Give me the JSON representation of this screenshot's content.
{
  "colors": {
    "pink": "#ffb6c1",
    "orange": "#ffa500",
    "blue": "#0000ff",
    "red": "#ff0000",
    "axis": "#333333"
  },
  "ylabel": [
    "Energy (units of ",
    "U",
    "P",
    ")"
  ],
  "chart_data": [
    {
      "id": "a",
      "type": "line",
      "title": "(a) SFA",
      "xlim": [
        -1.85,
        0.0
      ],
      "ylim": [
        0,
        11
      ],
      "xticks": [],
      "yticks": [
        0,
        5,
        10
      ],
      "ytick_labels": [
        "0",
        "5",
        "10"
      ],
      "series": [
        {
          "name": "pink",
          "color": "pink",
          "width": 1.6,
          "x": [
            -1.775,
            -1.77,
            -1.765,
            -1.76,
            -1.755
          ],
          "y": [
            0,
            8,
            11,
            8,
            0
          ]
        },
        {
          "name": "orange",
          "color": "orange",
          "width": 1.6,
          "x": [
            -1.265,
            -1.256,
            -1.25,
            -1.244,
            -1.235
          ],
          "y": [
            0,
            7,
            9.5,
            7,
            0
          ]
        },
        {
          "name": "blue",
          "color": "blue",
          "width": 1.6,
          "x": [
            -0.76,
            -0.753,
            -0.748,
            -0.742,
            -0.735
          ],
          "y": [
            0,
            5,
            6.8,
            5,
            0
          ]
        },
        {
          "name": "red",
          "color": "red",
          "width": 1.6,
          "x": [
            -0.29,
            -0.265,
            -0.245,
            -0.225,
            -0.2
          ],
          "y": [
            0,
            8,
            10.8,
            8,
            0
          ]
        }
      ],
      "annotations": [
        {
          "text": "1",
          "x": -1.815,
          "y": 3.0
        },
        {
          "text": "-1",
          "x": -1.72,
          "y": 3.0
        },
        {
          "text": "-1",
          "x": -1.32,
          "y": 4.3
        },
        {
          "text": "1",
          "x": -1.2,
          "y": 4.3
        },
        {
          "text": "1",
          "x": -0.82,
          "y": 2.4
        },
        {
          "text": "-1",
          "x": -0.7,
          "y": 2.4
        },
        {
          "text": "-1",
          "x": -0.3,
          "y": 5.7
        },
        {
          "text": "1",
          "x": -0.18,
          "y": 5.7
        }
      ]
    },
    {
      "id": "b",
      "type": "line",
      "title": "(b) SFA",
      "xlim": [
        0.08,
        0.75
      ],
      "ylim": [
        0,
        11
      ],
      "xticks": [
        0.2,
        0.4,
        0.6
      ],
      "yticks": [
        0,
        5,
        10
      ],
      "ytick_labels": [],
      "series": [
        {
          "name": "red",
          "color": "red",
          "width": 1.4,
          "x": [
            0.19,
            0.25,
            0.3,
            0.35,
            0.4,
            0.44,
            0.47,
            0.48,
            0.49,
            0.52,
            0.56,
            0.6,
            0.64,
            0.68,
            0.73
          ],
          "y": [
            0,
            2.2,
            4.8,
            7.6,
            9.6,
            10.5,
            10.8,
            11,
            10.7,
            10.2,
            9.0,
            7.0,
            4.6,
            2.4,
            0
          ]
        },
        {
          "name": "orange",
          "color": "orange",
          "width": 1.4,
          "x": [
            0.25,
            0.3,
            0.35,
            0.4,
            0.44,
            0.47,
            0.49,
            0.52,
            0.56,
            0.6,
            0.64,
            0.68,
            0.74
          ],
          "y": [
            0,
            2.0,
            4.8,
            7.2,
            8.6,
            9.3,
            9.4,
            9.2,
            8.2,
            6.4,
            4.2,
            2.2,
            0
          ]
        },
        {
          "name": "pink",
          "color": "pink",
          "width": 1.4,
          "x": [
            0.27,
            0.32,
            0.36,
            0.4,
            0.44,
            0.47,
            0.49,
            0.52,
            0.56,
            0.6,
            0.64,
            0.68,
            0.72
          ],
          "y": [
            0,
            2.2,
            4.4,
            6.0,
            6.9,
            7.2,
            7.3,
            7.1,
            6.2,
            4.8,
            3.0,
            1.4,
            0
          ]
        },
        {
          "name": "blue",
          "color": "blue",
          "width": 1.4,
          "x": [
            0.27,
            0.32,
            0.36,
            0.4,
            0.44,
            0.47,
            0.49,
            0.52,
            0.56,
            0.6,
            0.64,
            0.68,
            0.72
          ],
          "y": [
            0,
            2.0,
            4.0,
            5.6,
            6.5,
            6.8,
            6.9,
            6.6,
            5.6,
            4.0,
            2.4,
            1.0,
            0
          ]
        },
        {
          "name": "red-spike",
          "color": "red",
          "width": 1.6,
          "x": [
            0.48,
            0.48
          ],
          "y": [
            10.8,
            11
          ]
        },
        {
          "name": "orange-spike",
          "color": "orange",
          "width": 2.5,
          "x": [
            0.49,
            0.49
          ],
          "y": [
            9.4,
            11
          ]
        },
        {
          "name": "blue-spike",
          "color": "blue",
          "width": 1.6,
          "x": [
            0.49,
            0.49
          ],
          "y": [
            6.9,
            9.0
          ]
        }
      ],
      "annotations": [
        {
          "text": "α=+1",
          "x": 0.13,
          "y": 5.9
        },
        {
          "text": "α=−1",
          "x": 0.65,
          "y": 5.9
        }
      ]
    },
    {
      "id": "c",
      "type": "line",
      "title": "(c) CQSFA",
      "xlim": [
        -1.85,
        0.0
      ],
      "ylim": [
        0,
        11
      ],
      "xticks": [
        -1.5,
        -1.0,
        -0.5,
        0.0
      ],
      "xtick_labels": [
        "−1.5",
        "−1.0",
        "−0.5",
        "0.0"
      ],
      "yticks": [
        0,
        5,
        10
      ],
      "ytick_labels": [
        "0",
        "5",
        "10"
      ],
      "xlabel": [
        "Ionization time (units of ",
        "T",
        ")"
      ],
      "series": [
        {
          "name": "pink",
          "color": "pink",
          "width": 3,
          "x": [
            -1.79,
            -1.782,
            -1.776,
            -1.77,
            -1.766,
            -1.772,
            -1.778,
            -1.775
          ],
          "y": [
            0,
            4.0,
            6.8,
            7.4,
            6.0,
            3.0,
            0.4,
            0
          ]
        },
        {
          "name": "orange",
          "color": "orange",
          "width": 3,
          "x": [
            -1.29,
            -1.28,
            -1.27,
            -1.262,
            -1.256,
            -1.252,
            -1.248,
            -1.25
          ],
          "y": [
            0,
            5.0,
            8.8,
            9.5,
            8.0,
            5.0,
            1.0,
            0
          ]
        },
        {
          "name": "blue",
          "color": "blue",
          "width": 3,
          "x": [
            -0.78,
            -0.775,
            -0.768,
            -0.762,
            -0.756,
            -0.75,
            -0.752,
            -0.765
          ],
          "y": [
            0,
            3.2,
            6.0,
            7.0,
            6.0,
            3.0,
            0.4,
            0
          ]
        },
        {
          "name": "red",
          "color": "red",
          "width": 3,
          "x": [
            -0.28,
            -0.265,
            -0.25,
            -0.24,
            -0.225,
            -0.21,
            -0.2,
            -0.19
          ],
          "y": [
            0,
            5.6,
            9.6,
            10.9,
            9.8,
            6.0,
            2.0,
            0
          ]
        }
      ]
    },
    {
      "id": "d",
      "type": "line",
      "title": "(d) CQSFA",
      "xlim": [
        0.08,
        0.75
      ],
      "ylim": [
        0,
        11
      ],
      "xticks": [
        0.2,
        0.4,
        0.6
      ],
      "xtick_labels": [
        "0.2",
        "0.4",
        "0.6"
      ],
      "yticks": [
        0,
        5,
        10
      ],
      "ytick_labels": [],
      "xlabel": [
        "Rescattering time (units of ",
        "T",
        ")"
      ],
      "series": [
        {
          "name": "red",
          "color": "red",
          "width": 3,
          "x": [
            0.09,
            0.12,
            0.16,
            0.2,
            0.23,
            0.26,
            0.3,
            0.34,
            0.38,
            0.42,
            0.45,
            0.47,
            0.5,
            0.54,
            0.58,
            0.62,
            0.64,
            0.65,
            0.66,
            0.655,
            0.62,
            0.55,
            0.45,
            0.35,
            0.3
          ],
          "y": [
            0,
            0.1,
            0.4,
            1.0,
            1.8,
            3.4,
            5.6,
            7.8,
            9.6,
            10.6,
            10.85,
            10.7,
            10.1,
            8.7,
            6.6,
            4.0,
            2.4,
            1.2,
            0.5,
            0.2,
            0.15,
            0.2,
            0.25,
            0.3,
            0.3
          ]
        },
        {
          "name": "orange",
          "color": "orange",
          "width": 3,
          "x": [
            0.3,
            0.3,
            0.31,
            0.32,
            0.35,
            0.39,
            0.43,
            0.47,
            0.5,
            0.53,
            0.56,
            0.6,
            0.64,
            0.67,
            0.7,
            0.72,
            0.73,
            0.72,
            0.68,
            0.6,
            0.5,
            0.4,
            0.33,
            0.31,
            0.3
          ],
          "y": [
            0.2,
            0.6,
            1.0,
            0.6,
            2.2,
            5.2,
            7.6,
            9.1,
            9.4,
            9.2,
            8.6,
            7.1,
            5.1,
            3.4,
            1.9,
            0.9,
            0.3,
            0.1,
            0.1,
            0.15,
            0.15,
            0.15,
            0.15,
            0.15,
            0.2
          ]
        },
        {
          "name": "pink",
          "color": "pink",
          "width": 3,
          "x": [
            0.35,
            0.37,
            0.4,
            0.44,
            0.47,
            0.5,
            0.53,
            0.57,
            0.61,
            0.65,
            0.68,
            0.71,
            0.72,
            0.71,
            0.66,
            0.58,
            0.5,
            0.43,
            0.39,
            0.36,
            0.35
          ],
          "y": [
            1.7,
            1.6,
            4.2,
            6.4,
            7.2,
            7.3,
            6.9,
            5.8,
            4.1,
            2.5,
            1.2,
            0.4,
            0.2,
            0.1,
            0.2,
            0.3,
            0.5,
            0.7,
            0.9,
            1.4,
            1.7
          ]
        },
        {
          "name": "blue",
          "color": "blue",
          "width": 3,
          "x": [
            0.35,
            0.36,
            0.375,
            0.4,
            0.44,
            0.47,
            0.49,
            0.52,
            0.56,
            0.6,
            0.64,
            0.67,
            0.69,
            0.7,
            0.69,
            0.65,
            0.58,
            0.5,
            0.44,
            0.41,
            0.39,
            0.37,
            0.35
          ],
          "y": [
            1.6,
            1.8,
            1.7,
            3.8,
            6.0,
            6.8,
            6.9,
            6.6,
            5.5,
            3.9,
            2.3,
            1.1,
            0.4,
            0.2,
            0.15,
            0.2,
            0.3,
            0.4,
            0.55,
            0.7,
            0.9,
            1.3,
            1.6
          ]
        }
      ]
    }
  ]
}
• • • • • • •
What the exercise asks
Check each line above for the string "time" and report how many lines have it, giving only the number.

Complete response
2